**DATASET EXCERPTS**:
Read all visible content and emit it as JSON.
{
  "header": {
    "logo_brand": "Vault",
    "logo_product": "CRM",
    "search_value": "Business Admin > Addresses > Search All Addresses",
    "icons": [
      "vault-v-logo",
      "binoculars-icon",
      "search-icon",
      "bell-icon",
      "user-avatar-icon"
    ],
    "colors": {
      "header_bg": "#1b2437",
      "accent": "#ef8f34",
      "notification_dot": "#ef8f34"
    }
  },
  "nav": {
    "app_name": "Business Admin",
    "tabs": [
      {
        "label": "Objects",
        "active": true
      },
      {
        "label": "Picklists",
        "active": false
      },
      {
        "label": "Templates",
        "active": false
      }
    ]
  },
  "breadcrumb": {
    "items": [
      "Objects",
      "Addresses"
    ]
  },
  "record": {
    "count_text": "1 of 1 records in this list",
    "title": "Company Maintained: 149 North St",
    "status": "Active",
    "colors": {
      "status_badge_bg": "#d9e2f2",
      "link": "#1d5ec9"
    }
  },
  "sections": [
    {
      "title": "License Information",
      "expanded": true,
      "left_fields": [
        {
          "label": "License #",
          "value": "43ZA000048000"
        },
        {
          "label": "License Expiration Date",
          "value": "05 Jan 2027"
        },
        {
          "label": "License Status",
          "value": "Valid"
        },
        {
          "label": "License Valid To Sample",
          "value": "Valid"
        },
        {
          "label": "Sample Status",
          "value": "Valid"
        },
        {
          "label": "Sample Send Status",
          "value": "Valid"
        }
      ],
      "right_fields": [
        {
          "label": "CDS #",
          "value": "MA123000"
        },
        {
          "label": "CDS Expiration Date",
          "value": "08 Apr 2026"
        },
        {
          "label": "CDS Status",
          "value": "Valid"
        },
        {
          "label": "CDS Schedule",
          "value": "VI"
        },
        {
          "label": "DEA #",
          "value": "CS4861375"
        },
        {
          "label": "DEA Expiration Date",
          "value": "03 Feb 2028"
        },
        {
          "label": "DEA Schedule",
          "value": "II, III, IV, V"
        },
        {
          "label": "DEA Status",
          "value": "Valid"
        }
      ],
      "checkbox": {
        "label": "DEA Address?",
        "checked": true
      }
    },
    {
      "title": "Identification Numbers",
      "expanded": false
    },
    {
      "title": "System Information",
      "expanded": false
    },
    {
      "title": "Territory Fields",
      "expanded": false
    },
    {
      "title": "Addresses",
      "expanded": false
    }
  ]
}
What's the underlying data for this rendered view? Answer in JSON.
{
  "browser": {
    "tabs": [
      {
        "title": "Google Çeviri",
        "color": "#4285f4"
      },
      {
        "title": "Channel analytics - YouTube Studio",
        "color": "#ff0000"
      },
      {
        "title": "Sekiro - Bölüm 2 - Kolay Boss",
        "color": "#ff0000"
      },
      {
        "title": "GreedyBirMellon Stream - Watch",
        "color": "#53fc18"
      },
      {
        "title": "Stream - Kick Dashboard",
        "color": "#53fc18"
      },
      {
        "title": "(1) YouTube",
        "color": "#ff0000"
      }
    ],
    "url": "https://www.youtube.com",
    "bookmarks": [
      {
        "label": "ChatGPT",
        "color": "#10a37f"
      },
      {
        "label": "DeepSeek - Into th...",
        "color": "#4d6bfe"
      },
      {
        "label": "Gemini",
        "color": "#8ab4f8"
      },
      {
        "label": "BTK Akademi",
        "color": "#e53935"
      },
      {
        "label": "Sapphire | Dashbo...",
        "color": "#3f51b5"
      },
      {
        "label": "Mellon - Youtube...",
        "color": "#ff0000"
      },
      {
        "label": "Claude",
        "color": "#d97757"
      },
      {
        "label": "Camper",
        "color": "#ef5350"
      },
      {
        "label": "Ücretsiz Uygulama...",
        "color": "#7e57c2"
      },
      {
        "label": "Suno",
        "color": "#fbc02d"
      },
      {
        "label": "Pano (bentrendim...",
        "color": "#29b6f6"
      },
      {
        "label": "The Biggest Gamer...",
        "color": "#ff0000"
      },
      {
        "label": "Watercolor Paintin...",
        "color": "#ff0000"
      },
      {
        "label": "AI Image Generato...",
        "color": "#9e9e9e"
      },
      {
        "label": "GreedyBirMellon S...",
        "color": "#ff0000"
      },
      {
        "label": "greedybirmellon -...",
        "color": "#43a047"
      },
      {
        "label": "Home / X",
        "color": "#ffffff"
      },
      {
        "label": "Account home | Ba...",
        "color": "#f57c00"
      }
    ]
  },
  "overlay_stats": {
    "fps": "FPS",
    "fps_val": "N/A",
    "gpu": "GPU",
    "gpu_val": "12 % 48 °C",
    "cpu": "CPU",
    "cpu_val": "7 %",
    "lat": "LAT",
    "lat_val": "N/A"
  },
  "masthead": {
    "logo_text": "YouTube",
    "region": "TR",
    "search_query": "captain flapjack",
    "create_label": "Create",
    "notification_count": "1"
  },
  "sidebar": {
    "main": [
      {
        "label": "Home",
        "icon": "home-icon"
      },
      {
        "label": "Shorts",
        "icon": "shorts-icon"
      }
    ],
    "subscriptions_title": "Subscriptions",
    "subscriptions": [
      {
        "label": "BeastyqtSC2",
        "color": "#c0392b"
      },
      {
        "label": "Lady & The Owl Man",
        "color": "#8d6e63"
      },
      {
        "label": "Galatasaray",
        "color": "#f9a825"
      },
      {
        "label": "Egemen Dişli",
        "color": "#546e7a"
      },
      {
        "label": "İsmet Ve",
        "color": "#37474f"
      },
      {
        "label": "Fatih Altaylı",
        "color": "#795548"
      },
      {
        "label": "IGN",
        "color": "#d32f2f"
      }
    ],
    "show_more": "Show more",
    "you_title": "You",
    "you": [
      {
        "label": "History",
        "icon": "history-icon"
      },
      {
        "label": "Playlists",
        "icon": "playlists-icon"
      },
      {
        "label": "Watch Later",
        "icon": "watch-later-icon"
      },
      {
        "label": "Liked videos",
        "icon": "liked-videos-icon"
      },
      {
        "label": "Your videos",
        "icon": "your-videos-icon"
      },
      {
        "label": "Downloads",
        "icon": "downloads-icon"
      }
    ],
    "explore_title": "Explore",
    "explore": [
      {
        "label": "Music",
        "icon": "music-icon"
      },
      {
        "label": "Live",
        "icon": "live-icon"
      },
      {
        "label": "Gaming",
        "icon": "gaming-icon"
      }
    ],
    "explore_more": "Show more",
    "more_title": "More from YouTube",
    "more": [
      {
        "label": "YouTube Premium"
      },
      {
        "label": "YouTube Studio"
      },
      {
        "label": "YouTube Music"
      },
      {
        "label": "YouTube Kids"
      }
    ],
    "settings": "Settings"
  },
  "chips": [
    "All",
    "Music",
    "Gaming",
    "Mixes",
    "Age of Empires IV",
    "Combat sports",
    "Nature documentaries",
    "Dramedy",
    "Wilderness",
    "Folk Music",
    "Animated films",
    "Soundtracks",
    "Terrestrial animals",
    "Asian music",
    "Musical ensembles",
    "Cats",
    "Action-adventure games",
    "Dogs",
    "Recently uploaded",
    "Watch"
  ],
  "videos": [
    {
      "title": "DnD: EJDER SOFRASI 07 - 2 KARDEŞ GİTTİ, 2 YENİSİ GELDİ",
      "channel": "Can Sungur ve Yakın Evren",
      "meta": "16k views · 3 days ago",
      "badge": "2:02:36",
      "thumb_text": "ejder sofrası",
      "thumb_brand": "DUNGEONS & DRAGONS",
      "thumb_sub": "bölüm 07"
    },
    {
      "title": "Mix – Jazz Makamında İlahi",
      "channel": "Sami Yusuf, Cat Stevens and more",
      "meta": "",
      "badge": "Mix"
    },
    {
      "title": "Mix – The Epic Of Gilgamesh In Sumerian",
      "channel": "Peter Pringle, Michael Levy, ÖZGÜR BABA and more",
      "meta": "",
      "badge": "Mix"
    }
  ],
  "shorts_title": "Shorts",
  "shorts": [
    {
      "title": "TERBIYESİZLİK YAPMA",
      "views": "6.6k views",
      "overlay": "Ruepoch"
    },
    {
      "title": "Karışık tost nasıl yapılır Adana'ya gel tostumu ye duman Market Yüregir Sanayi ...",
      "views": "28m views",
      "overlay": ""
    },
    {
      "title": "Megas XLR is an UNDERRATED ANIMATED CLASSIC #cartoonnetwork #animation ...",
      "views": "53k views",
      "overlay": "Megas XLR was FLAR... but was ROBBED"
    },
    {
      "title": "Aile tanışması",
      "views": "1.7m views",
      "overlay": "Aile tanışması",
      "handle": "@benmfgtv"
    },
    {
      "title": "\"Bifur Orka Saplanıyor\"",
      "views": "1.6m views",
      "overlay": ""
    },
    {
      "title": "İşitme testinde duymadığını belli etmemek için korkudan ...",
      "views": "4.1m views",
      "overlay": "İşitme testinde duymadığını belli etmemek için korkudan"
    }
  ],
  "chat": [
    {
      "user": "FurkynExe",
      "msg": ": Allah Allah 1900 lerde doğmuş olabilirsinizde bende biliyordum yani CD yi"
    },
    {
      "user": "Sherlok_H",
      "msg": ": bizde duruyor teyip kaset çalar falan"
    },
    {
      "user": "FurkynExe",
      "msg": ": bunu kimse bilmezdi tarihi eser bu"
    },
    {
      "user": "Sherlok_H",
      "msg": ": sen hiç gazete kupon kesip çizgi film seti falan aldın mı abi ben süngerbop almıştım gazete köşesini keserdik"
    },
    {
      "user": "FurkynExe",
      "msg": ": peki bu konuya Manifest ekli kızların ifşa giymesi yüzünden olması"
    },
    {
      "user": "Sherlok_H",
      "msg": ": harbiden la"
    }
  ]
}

**INSTRUCTIONS FOR THE TASK**:
Find the word "korkudan" in the entries above and gather every line that holds it.

**OUTPUT OF THE EXERCISE**:
      "title": "İşitme testinde duymadığını belli etmemek için korkudan ...",
      "overlay": "İşitme testinde duymadığını belli etmemek için korkudan"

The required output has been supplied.